Source text »
*** Block opens ***
Denver on right track to loosen restrictions, but consistency is needed over next week
Denver could be just a week away from its lowest level of restrictions in months, but to do that the county must hold its COVID numbers at their current, tenuous level.
Part of the decision to move Denver downward a risk level – to blue, from its current status of yellow – will be driven by the city’s per 100,000 incident rate, averaged over a week. In order to qualify, Denver must have 100 or fewer cases.
The county dipped below that level Tuesday, as well as on Feb. 19. But it slipped back above it the rest of the past week. A spokesperson for Denver acknowledged that Denver had hit the needed target but that it needed to hold that number for a week and that it had shifted up and down in recent days.
A message sent to the state Department of Public Health and Environment was not returned Wednesday.
Should Denver hold fast, either over the next week or some week in the near future, it would mark another positive moment in the county’s reversal of its COVID crisis. In November, Denver was regularly topping 1,000 cases per 100,000 residents, to the point that the county technically qualified for a shutdown order.
Then state officials changed the dial, allowing Denver to avoid total restrictions.
*** Block closes ***
Exercise requirements »
Answer these questions from the article on Denver's COVID restrictions:
1. What is Denver's current risk level color?
2. How many cases per 100,000 can Denver have, averaged over a week, to qualify for the lower level?
3. What number of cases per 100,000 residents was Denver regularly topping in November?

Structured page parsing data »
*** Block opens ***
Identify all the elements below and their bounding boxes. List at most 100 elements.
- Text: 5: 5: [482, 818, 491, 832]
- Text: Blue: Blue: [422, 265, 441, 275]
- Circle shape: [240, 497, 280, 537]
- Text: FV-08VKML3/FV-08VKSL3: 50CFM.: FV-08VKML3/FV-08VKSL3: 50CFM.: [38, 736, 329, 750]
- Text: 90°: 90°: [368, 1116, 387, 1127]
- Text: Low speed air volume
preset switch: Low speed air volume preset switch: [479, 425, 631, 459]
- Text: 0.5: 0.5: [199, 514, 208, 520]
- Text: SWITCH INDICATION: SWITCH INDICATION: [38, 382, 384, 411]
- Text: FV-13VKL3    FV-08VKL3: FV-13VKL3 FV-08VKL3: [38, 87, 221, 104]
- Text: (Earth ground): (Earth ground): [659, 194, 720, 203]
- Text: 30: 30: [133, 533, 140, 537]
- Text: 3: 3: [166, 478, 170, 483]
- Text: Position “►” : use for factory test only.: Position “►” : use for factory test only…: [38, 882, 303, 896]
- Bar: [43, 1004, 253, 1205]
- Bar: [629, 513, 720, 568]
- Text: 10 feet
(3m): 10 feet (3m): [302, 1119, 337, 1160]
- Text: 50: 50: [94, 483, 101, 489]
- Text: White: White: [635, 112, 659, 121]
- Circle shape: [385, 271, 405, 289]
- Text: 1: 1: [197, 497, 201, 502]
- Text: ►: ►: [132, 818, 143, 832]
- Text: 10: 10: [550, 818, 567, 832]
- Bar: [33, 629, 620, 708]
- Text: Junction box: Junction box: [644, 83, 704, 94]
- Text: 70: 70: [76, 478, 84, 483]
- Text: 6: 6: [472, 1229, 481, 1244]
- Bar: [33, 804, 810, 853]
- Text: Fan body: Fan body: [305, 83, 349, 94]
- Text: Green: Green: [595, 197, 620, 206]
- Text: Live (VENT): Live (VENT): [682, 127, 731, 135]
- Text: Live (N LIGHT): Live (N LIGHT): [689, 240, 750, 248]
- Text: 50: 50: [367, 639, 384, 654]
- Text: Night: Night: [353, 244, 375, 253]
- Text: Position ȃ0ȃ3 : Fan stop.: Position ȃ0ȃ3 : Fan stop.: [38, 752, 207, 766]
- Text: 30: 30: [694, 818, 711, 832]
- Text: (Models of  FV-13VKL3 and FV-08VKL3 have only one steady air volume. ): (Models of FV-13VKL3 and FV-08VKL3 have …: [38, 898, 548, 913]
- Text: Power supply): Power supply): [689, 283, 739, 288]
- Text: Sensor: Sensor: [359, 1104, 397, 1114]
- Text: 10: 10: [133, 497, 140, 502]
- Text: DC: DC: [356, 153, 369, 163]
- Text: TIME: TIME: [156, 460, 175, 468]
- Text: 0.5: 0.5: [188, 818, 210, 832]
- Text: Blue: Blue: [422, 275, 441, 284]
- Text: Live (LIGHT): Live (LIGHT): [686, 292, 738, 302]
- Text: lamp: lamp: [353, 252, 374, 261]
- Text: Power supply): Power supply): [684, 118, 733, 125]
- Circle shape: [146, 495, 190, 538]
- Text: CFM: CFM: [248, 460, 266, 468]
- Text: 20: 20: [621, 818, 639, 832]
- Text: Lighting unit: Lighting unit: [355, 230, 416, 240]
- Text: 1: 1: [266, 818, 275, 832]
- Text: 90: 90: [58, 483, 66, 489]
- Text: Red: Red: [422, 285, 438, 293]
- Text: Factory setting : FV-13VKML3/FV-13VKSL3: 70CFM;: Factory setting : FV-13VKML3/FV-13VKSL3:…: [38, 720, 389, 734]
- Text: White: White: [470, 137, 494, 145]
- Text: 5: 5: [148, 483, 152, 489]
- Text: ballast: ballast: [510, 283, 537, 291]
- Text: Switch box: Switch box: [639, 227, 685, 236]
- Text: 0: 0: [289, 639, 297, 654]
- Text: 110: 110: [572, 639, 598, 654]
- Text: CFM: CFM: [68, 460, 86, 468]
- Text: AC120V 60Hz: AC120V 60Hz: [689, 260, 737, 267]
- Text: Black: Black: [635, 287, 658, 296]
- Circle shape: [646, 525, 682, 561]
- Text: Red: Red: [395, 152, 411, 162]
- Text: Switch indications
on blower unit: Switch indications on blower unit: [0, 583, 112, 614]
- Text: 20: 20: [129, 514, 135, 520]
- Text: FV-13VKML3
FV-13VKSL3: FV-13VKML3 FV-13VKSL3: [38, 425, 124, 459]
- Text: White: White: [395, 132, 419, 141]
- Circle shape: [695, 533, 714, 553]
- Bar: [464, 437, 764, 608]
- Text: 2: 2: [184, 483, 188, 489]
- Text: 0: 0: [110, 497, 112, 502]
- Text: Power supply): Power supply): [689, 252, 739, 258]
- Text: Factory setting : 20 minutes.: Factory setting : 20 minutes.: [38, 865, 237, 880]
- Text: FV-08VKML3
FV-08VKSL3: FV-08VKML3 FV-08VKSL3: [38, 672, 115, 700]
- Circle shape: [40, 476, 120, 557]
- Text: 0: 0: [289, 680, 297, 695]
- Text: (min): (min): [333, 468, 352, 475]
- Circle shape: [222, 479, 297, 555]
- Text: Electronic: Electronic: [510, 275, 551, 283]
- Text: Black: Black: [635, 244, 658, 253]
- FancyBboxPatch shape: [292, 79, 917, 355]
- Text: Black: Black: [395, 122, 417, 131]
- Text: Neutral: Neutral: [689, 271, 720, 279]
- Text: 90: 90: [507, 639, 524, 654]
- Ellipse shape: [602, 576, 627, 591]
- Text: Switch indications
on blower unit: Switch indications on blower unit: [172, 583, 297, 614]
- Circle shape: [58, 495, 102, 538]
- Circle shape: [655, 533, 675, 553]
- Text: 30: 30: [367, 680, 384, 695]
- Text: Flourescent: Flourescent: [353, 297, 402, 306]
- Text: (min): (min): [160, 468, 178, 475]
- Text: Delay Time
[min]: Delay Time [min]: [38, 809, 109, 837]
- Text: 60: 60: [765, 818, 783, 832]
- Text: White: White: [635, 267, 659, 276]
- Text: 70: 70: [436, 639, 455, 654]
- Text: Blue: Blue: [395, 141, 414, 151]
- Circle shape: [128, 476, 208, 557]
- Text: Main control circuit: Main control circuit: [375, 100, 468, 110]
*** Block closes ***
Written reply »
1. Yellow
2. 100 or fewer
3. 1,000